* Directions *
Copy each line below that contains "nodes".

+ + +

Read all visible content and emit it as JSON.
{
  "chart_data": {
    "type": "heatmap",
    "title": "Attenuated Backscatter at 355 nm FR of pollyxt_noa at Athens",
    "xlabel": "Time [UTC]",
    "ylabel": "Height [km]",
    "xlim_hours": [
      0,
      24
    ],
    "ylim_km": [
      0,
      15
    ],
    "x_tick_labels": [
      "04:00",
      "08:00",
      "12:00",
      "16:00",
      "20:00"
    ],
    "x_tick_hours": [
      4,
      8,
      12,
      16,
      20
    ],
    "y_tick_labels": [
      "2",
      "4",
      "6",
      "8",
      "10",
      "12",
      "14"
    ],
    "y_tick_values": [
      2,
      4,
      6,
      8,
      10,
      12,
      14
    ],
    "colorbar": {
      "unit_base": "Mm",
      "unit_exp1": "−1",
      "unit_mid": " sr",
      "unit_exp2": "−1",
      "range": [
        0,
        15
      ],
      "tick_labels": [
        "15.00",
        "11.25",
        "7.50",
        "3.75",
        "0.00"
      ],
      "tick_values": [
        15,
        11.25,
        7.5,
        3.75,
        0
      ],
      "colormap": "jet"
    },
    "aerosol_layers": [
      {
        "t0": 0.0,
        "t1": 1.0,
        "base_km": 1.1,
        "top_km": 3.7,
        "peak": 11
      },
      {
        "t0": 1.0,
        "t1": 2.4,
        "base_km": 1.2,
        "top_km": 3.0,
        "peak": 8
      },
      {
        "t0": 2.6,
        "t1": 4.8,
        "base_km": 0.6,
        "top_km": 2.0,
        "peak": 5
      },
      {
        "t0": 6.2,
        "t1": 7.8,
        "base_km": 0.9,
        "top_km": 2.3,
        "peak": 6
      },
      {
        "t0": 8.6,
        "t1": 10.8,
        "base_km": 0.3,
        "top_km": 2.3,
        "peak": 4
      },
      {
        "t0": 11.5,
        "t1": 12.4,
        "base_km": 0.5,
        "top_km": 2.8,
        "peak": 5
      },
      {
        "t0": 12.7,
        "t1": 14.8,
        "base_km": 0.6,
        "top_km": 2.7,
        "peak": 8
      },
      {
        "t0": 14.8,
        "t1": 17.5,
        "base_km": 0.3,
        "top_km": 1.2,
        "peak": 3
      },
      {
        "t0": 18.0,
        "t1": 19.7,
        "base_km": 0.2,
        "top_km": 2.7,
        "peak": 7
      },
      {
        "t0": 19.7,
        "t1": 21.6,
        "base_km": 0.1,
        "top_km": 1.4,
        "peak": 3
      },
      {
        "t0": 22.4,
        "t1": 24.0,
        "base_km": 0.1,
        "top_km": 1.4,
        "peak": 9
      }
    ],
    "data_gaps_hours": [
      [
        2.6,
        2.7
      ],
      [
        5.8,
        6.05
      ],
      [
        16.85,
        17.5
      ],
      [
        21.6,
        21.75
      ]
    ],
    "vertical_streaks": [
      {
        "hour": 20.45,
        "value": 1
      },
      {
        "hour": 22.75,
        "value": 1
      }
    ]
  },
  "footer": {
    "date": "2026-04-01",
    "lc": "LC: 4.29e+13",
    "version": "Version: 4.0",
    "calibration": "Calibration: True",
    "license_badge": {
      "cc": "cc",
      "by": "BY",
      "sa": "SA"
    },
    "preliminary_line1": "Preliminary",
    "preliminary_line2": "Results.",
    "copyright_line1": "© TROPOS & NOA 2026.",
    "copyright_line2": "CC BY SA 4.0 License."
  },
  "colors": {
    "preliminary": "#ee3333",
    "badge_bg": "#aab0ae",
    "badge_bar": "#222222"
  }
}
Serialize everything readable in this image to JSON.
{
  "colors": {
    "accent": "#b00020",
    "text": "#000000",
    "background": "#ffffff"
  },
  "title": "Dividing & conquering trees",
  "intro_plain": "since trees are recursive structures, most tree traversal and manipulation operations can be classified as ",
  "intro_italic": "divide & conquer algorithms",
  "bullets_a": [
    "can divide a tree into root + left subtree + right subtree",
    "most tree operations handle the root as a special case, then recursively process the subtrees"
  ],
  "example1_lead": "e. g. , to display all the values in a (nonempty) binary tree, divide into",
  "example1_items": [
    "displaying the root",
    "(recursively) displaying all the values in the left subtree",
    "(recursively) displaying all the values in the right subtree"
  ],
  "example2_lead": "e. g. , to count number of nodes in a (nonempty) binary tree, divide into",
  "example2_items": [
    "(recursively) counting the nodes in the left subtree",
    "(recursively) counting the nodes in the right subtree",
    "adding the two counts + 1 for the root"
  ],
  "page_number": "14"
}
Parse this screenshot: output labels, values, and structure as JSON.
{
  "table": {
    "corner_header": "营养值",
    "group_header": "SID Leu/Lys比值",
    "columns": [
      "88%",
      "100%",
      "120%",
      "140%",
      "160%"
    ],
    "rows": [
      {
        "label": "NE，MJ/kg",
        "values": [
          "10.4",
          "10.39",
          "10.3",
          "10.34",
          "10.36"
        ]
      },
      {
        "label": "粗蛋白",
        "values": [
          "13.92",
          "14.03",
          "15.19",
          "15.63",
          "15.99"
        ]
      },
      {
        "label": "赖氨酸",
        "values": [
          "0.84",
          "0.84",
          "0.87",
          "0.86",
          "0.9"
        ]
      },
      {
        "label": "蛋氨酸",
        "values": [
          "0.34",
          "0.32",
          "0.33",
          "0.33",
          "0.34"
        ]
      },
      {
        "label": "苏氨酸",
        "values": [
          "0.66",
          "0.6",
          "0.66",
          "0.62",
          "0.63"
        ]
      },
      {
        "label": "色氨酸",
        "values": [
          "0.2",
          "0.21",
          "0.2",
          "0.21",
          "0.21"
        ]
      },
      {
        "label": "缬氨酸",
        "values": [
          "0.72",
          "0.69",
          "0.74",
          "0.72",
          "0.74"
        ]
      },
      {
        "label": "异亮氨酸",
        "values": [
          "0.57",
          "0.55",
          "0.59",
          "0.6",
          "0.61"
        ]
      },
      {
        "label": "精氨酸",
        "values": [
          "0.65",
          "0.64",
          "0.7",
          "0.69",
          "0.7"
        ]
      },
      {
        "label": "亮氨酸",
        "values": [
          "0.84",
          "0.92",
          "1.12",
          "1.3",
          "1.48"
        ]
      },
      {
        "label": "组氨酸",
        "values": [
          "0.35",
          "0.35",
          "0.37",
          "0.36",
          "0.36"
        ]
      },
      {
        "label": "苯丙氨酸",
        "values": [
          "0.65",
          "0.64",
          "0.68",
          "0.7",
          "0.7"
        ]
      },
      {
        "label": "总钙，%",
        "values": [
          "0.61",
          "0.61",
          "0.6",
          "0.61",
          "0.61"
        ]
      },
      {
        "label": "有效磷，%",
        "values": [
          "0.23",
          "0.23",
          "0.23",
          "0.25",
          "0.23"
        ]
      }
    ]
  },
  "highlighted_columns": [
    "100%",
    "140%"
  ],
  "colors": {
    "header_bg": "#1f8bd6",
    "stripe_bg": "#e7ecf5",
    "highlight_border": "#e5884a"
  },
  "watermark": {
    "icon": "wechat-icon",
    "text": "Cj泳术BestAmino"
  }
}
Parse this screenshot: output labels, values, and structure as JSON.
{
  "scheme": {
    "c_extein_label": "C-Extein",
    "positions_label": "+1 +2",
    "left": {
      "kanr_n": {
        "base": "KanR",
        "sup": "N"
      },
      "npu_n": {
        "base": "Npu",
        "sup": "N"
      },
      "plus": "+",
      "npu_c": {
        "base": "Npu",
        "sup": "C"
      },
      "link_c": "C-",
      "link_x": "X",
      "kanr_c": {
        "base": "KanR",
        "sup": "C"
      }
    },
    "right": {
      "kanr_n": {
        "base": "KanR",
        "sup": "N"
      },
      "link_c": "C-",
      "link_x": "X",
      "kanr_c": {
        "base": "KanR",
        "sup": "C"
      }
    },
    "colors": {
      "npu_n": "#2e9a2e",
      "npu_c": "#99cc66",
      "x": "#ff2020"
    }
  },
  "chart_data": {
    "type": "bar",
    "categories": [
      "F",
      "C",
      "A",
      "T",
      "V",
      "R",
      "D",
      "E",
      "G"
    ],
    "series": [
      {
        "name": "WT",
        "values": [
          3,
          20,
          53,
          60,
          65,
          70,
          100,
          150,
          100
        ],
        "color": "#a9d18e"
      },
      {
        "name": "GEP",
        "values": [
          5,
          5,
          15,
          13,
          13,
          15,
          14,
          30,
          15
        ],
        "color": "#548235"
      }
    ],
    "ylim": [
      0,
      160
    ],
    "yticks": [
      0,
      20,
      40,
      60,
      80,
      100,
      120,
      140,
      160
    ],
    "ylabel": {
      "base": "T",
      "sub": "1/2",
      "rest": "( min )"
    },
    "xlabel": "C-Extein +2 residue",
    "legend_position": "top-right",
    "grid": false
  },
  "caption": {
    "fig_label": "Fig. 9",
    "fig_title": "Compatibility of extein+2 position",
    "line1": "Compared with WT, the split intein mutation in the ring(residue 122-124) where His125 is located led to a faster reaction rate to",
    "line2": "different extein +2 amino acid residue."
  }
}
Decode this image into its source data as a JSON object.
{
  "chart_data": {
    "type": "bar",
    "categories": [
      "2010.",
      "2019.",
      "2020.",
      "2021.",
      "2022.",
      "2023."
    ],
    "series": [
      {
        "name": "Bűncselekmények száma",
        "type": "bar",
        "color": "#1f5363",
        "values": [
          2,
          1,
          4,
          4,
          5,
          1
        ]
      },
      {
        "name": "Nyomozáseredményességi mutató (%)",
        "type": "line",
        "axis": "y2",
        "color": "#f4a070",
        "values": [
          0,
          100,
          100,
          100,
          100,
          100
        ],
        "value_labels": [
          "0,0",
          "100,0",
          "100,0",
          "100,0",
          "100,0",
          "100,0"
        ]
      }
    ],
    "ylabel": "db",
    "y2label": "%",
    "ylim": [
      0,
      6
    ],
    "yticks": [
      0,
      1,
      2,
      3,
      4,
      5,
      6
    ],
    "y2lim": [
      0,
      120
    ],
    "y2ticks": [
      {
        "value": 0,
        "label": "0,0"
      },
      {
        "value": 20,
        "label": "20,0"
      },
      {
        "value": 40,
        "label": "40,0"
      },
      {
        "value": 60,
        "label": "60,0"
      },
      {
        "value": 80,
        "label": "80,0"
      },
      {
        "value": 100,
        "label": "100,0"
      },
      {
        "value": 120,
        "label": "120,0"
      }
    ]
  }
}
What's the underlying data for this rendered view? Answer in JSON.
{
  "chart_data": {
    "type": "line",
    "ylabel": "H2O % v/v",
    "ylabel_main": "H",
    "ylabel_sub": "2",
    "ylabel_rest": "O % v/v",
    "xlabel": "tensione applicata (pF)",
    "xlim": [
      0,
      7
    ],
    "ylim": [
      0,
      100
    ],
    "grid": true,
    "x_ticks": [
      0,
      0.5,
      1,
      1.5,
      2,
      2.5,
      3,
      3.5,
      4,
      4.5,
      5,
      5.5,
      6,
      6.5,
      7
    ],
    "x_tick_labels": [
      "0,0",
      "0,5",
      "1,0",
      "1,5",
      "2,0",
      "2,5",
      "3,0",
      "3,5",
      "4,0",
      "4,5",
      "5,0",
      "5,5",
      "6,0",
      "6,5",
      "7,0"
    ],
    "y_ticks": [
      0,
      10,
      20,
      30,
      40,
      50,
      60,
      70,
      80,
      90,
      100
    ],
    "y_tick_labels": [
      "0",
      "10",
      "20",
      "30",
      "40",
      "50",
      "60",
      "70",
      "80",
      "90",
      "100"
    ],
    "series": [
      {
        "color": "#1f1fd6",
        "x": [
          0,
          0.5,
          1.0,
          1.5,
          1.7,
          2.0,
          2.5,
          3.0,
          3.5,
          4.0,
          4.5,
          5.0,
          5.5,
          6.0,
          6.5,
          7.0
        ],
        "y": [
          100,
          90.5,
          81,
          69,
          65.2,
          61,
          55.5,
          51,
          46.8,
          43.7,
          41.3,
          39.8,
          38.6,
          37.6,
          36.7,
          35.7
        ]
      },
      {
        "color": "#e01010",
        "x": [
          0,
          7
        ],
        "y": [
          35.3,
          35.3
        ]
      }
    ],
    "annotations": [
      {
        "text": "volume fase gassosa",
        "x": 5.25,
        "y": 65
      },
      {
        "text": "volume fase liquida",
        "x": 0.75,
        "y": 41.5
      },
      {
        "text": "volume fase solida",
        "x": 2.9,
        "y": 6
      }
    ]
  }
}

+ + +

* Response to the task *
  "example2_lead": "e. g. , to count number of nodes in a (nonempty) binary tree, divide into",
    "(recursively) counting the nodes in the left subtree",
    "(recursively) counting the nodes in the right subtree",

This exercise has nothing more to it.